_Extracted text_
----
Artificial intelligence (AI) is an extremely valuable technology, but it comes with risks that every business faces when using models in production. Recently, O’Reilly partnered with our team at Fiddler to bring you a free eBook on building high performance Responsible AI. This book contains the key strategies and frameworks we’ve learned for building AI safely and responsibly, so you can prevent issues like model bias and data drift from negatively affecting your customers and your business.
Over the next few weeks, we’ll be going chapter by chapter to share some of the most valuable insights from this book. Let’s start with Chapter 1: Introduction to Model Performance Management and Explainability.
Machine learning (ML) models are highly complex, data-driven systems that present new challenges to software teams. Model Performance Management tracks and monitors the performance of ML models through all stages of the model lifecycle. This lifecycle includes:
Machine learning models are quite different from traditional software systems, causing teams to struggle with maintaining high-quality models in production.
Model performance management has several key benefits that help teams address these challenges.
Before deploying a model, it’s important to validate that it solves the intended business problem and doesn’t have any adverse effects. MPM can help you explain the model in human-understandable terms, so you can answer questions like “How is the model making a prediction?” and “Are there any biases?”
----
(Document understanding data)
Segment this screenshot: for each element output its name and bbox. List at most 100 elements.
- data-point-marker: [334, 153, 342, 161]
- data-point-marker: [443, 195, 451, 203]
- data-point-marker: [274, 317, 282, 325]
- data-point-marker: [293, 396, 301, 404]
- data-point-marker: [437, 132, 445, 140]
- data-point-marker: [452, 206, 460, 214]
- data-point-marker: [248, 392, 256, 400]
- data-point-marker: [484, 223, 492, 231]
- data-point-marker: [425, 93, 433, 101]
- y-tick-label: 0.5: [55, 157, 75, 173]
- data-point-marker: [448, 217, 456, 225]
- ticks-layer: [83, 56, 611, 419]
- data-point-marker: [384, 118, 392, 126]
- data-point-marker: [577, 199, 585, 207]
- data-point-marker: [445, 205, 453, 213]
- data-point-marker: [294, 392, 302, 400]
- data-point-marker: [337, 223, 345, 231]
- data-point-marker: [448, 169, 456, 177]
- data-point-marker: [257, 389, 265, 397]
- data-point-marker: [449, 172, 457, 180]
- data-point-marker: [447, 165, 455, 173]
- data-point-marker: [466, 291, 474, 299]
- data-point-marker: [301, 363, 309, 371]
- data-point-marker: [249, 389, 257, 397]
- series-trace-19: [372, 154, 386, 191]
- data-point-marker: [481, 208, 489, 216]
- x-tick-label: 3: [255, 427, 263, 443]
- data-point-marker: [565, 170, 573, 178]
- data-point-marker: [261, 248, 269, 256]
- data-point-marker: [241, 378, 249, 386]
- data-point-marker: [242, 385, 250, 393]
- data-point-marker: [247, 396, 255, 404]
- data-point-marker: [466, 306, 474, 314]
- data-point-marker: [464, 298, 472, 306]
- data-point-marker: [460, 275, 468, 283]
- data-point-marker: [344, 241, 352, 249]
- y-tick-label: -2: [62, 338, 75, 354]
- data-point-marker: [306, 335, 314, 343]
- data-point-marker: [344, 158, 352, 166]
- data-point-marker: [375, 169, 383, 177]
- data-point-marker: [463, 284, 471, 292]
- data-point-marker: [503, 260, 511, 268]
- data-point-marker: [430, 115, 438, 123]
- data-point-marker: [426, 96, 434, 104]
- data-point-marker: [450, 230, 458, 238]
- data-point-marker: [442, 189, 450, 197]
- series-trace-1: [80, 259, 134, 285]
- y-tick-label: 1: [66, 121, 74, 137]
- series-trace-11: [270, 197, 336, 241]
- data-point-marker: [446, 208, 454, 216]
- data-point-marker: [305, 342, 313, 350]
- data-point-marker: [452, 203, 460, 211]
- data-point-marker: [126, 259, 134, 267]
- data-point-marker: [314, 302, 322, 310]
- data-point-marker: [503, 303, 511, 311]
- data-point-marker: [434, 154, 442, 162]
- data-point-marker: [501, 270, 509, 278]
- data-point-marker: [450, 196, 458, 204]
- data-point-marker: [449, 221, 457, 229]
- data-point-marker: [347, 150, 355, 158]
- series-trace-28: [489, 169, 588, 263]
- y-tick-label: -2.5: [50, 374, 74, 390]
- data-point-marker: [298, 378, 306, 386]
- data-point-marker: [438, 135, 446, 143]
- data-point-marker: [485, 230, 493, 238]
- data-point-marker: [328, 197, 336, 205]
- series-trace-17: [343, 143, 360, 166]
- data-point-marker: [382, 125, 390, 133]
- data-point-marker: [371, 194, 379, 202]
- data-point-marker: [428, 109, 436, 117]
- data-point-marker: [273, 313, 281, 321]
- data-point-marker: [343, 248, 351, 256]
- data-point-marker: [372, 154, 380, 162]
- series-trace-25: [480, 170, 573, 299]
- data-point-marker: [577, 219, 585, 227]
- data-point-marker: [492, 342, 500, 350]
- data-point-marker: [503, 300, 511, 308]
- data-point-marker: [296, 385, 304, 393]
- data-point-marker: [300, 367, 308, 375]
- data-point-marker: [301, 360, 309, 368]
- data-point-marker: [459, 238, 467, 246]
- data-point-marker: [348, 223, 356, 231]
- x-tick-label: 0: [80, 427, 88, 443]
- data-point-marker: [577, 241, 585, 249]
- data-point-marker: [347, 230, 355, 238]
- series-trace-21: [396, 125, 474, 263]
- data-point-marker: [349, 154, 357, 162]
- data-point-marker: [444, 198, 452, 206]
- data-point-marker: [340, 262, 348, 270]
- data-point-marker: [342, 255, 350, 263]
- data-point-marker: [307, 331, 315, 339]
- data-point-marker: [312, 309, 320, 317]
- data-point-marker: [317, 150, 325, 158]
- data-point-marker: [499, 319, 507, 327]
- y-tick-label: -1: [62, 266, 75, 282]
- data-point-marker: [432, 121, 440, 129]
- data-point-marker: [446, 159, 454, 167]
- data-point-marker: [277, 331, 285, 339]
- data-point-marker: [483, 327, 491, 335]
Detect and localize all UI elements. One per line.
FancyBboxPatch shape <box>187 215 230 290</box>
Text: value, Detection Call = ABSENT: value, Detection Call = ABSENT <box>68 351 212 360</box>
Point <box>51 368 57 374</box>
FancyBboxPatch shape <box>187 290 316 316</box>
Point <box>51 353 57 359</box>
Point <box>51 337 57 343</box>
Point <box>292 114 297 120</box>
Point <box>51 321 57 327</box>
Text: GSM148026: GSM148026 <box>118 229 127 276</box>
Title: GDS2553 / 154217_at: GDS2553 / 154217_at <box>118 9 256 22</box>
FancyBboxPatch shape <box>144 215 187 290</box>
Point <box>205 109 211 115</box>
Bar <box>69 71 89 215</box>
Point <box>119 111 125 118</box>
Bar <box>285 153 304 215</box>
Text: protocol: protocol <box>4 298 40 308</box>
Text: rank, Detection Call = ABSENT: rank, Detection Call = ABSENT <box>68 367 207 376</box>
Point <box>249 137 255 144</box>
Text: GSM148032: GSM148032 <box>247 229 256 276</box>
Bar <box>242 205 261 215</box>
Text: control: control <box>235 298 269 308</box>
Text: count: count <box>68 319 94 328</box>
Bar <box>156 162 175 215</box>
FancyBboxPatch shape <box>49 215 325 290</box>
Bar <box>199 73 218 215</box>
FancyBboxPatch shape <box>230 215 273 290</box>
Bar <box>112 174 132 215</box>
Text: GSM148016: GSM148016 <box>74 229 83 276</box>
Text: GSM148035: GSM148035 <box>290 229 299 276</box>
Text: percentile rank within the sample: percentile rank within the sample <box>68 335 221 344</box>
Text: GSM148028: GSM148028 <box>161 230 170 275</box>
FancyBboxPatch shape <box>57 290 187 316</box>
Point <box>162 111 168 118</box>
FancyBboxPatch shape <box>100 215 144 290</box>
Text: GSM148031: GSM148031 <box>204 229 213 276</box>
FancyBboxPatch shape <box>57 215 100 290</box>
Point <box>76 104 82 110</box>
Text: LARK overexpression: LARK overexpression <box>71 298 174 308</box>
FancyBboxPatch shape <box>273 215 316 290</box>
----
_Problem to solve_
Write the next part of the article on model performance management, continuing from its final sentence.

_Response to the exercise_
Machine learning models are trained on historical data, and when the live data shifts (such as the COVID-19 pandemic causing shifts in consumer behavior), the model’s performance can degrade. MPM can reassess the model’s business value and performance on an ongoing basis through model monitoring.
It’s impossible to eliminate bias from the world. But we can work to eliminate bias from ML models, to make sure they’re not amplifying or propagating the bias reflected in the real-world data (like the famous case of Amazon’s ML models for recruiting favoring resumes with traditionally male first names). MPM monitors for bias and helps businesses address it immediately to avoid costly penalties, such as regulatory fines or reputational loss.
Because MPM tracks a model’s behavior from training to serving, it can explain what factors led to a certain prediction to be made at a given time in the past. Explainable AI is vital for validation and compliance, allowing stakeholders to reproduce a model’s predictions along with explanations (this is known as “prediction time travel”).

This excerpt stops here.